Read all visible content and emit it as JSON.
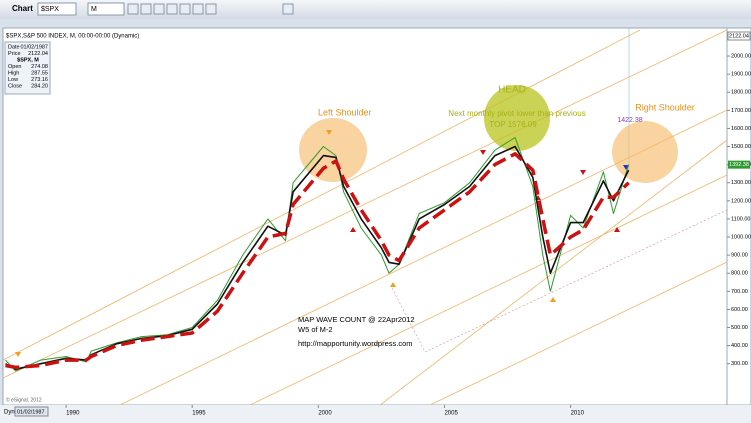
{
  "window": {
    "title": "Chart",
    "symbol": "$SPX",
    "interval": "M"
  },
  "info_panel": {
    "rows": [
      [
        "Date",
        "01/02/1987"
      ],
      [
        "Price",
        "2122.04"
      ]
    ],
    "symbol": "$SPX, M",
    "ohlc": [
      [
        "Open",
        "274.08"
      ],
      [
        "High",
        "287.55"
      ],
      [
        "Low",
        "273.16"
      ],
      [
        "Close",
        "284.20"
      ]
    ]
  },
  "chart_data": {
    "type": "line",
    "title": "$SPX,S&P 500 INDEX, M, 00:00-00:00 (Dynamic)",
    "x": [
      1987.6,
      1988,
      1989,
      1990,
      1990.8,
      1991,
      1992,
      1993,
      1994,
      1995,
      1996,
      1997,
      1998,
      1998.7,
      1999,
      2000.2,
      2000.7,
      2001,
      2001.7,
      2002.5,
      2002.8,
      2003.2,
      2004,
      2005,
      2006,
      2007,
      2007.8,
      2008.5,
      2008.9,
      2009.2,
      2010,
      2010.5,
      2011.3,
      2011.7,
      2012.3
    ],
    "series": [
      {
        "color": "#2f9a2f",
        "width": 1,
        "dashed": false,
        "values": [
          320,
          260,
          320,
          340,
          310,
          370,
          415,
          450,
          460,
          500,
          650,
          900,
          1100,
          980,
          1300,
          1500,
          1450,
          1250,
          1050,
          900,
          800,
          850,
          1130,
          1190,
          1300,
          1480,
          1550,
          1280,
          900,
          700,
          1120,
          1050,
          1360,
          1130,
          1400
        ]
      },
      {
        "color": "#111111",
        "width": 1.6,
        "dashed": false,
        "values": [
          300,
          270,
          300,
          330,
          320,
          350,
          410,
          440,
          455,
          490,
          630,
          860,
          1060,
          1010,
          1250,
          1450,
          1440,
          1280,
          1100,
          940,
          860,
          850,
          1100,
          1180,
          1280,
          1450,
          1500,
          1330,
          1000,
          800,
          1080,
          1080,
          1310,
          1200,
          1370
        ]
      },
      {
        "color": "#cc1111",
        "width": 3.5,
        "dashed": true,
        "values": [
          290,
          280,
          290,
          320,
          320,
          340,
          400,
          430,
          450,
          470,
          590,
          800,
          1000,
          1020,
          1180,
          1380,
          1420,
          1320,
          1150,
          980,
          900,
          870,
          1050,
          1150,
          1250,
          1400,
          1460,
          1370,
          1100,
          900,
          1000,
          1040,
          1220,
          1220,
          1300
        ]
      }
    ],
    "xlim": [
      1987.5,
      2016.2
    ],
    "xticks": [
      1990,
      1995,
      2000,
      2005,
      2010
    ],
    "ylim": [
      72,
      2155
    ],
    "yticks": [
      {
        "value": 300,
        "label": "300.00"
      },
      {
        "value": 400,
        "label": "400.00"
      },
      {
        "value": 500,
        "label": "500.00"
      },
      {
        "value": 600,
        "label": "600.00"
      },
      {
        "value": 700,
        "label": "700.00"
      },
      {
        "value": 800,
        "label": "800.00"
      },
      {
        "value": 900,
        "label": "900.00"
      },
      {
        "value": 1000,
        "label": "1000.00"
      },
      {
        "value": 1100,
        "label": "1100.00"
      },
      {
        "value": 1200,
        "label": "1200.00"
      },
      {
        "value": 1300,
        "label": "1300.00"
      },
      {
        "value": 1400,
        "label": "1400.00"
      },
      {
        "value": 1500,
        "label": "1500.00"
      },
      {
        "value": 1600,
        "label": "1600.00"
      },
      {
        "value": 1700,
        "label": "1700.00"
      },
      {
        "value": 1800,
        "label": "1800.00"
      },
      {
        "value": 1900,
        "label": "1900.00"
      },
      {
        "value": 2000,
        "label": "2000.00"
      }
    ],
    "last_price_label": "2122.04",
    "current_price_label": "1392.38",
    "annotations": {
      "left_shoulder": "Left Shoulder",
      "head": "HEAD",
      "pivot_note": "Next monthly pivot lower than previous",
      "top": "TOP 1576.09",
      "right_shoulder": "Right Shoulder",
      "right_value": "1422.38",
      "wave_count": "MAP WAVE COUNT @ 22Apr2012",
      "wave": "W5 of M-2",
      "url": "http://mapportunity.wordpress.com",
      "copyright": "© eSignal, 2012"
    },
    "x_axis_mode": "Dyn",
    "x_cursor_label": "01/02/1987"
  }
}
○ ○ ○ ○ ○ ○ ○
_Task statement_
Set down every record once more, word for word, without pictures.

_Solved exercise_
Read all visible content and emit it as JSON.
{
  "window": {
    "title": "Chart",
    "symbol": "$SPX",
    "interval": "M"
  },
  "info_panel": {
    "rows": [
      [
        "Date",
        "01/02/1987"
      ],
      [
        "Price",
        "2122.04"
      ]
    ],
    "symbol": "$SPX, M",
    "ohlc": [
      [
        "Open",
        "274.08"
      ],
      [
        "High",
        "287.55"
      ],
      [
        "Low",
        "273.16"
      ],
      [
        "Close",
        "284.20"
      ]
    ]
  },
  "chart_data": {
    "type": "line",
    "title": "$SPX,S&P 500 INDEX, M, 00:00-00:00 (Dynamic)",
    "x": [
      1987.6,
      1988,
      1989,
      1990,
      1990.8,
      1991,
      1992,
      1993,
      1994,
      1995,
      1996,
      1997,
      1998,
      1998.7,
      1999,
      2000.2,
      2000.7,
      2001,
      2001.7,
      2002.5,
      2002.8,
      2003.2,
      2004,
      2005,
      2006,
      2007,
      2007.8,
      2008.5,
      2008.9,
      2009.2,
      2010,
      2010.5,
      2011.3,
      2011.7,
      2012.3
    ],
    "series": [
      {
        "color": "#2f9a2f",
        "width": 1,
        "dashed": false,
        "values": [
          320,
          260,
          320,
          340,
          310,
          370,
          415,
          450,
          460,
          500,
          650,
          900,
          1100,
          980,
          1300,
          1500,
          1450,
          1250,
          1050,
          900,
          800,
          850,
          1130,
          1190,
          1300,
          1480,
          1550,
          1280,
          900,
          700,
          1120,
          1050,
          1360,
          1130,
          1400
        ]
      },
      {
        "color": "#111111",
        "width": 1.6,
        "dashed": false,
        "values": [
          300,
          270,
          300,
          330,
          320,
          350,
          410,
          440,
          455,
          490,
          630,
          860,
          1060,
          1010,
          1250,
          1450,
          1440,
          1280,
          1100,
          940,
          860,
          850,
          1100,
          1180,
          1280,
          1450,
          1500,
          1330,
          1000,
          800,
          1080,
          1080,
          1310,
          1200,
          1370
        ]
      },
      {
        "color": "#cc1111",
        "width": 3.5,
        "dashed": true,
        "values": [
          290,
          280,
          290,
          320,
          320,
          340,
          400,
          430,
          450,
          470,
          590,
          800,
          1000,
          1020,
          1180,
          1380,
          1420,
          1320,
          1150,
          980,
          900,
          870,
          1050,
          1150,
          1250,
          1400,
          1460,
          1370,
          1100,
          900,
          1000,
          1040,
          1220,
          1220,
          1300
        ]
      }
    ],
    "xlim": [
      1987.5,
      2016.2
    ],
    "xticks": [
      1990,
      1995,
      2000,
      2005,
      2010
    ],
    "ylim": [
      72,
      2155
    ],
    "yticks": [
      {
        "value": 300,
        "label": "300.00"
      },
      {
        "value": 400,
        "label": "400.00"
      },
      {
        "value": 500,
        "label": "500.00"
      },
      {
        "value": 600,
        "label": "600.00"
      },
      {
        "value": 700,
        "label": "700.00"
      },
      {
        "value": 800,
        "label": "800.00"
      },
      {
        "value": 900,
        "label": "900.00"
      },
      {
        "value": 1000,
        "label": "1000.00"
      },
      {
        "value": 1100,
        "label": "1100.00"
      },
      {
        "value": 1200,
        "label": "1200.00"
      },
      {
        "value": 1300,
        "label": "1300.00"
      },
      {
        "value": 1400,
        "label": "1400.00"
      },
      {
        "value": 1500,
        "label": "1500.00"
      },
      {
        "value": 1600,
        "label": "1600.00"
      },
      {
        "value": 1700,
        "label": "1700.00"
      },
      {
        "value": 1800,
        "label": "1800.00"
      },
      {
        "value": 1900,
        "label": "1900.00"
      },
      {
        "value": 2000,
        "label": "2000.00"
      }
    ],
    "last_price_label": "2122.04",
    "current_price_label": "1392.38",
    "annotations": {
      "left_shoulder": "Left Shoulder",
      "head": "HEAD",
      "pivot_note": "Next monthly pivot lower than previous",
      "top": "TOP 1576.09",
      "right_shoulder": "Right Shoulder",
      "right_value": "1422.38",
      "wave_count": "MAP WAVE COUNT @ 22Apr2012",
      "wave": "W5 of M-2",
      "url": "http://mapportunity.wordpress.com",
      "copyright": "© eSignal, 2012"
    },
    "x_axis_mode": "Dyn",
    "x_cursor_label": "01/02/1987"
  }
}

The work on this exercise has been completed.